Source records
-- -- --

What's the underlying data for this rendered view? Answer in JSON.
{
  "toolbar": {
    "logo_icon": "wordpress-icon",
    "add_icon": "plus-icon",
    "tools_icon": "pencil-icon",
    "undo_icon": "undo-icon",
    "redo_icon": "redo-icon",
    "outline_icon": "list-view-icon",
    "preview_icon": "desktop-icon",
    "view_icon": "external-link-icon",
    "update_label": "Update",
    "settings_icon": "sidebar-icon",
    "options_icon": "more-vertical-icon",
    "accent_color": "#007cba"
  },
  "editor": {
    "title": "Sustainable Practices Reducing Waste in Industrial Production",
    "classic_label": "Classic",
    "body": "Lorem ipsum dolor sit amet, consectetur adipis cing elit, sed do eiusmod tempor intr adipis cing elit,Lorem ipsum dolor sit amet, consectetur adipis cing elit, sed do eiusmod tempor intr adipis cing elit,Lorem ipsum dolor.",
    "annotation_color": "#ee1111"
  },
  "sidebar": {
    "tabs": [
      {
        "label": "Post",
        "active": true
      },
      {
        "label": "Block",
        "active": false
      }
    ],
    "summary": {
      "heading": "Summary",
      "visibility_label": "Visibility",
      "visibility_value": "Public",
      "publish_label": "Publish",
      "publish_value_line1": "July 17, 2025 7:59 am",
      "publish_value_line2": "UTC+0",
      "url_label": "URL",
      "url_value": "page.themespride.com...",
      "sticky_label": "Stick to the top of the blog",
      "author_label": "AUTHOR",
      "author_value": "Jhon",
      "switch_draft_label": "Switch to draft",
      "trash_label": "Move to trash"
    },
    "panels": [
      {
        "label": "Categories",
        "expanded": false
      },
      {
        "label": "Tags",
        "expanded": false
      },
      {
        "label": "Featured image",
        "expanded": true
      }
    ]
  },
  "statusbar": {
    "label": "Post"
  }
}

-- -- --

**Task description**
All of the entries should be written out again exactly.

**Answer to the problem**
What's the underlying data for this rendered view? Answer in JSON.
{
  "toolbar": {
    "logo_icon": "wordpress-icon",
    "add_icon": "plus-icon",
    "tools_icon": "pencil-icon",
    "undo_icon": "undo-icon",
    "redo_icon": "redo-icon",
    "outline_icon": "list-view-icon",
    "preview_icon": "desktop-icon",
    "view_icon": "external-link-icon",
    "update_label": "Update",
    "settings_icon": "sidebar-icon",
    "options_icon": "more-vertical-icon",
    "accent_color": "#007cba"
  },
  "editor": {
    "title": "Sustainable Practices Reducing Waste in Industrial Production",
    "classic_label": "Classic",
    "body": "Lorem ipsum dolor sit amet, consectetur adipis cing elit, sed do eiusmod tempor intr adipis cing elit,Lorem ipsum dolor sit amet, consectetur adipis cing elit, sed do eiusmod tempor intr adipis cing elit,Lorem ipsum dolor.",
    "annotation_color": "#ee1111"
  },
  "sidebar": {
    "tabs": [
      {
        "label": "Post",
        "active": true
      },
      {
        "label": "Block",
        "active": false
      }
    ],
    "summary": {
      "heading": "Summary",
      "visibility_label": "Visibility",
      "visibility_value": "Public",
      "publish_label": "Publish",
      "publish_value_line1": "July 17, 2025 7:59 am",
      "publish_value_line2": "UTC+0",
      "url_label": "URL",
      "url_value": "page.themespride.com...",
      "sticky_label": "Stick to the top of the blog",
      "author_label": "AUTHOR",
      "author_value": "Jhon",
      "switch_draft_label": "Switch to draft",
      "trash_label": "Move to trash"
    },
    "panels": [
      {
        "label": "Categories",
        "expanded": false
      },
      {
        "label": "Tags",
        "expanded": false
      },
      {
        "label": "Featured image",
        "expanded": true
      }
    ]
  },
  "statusbar": {
    "label": "Post"
  }
}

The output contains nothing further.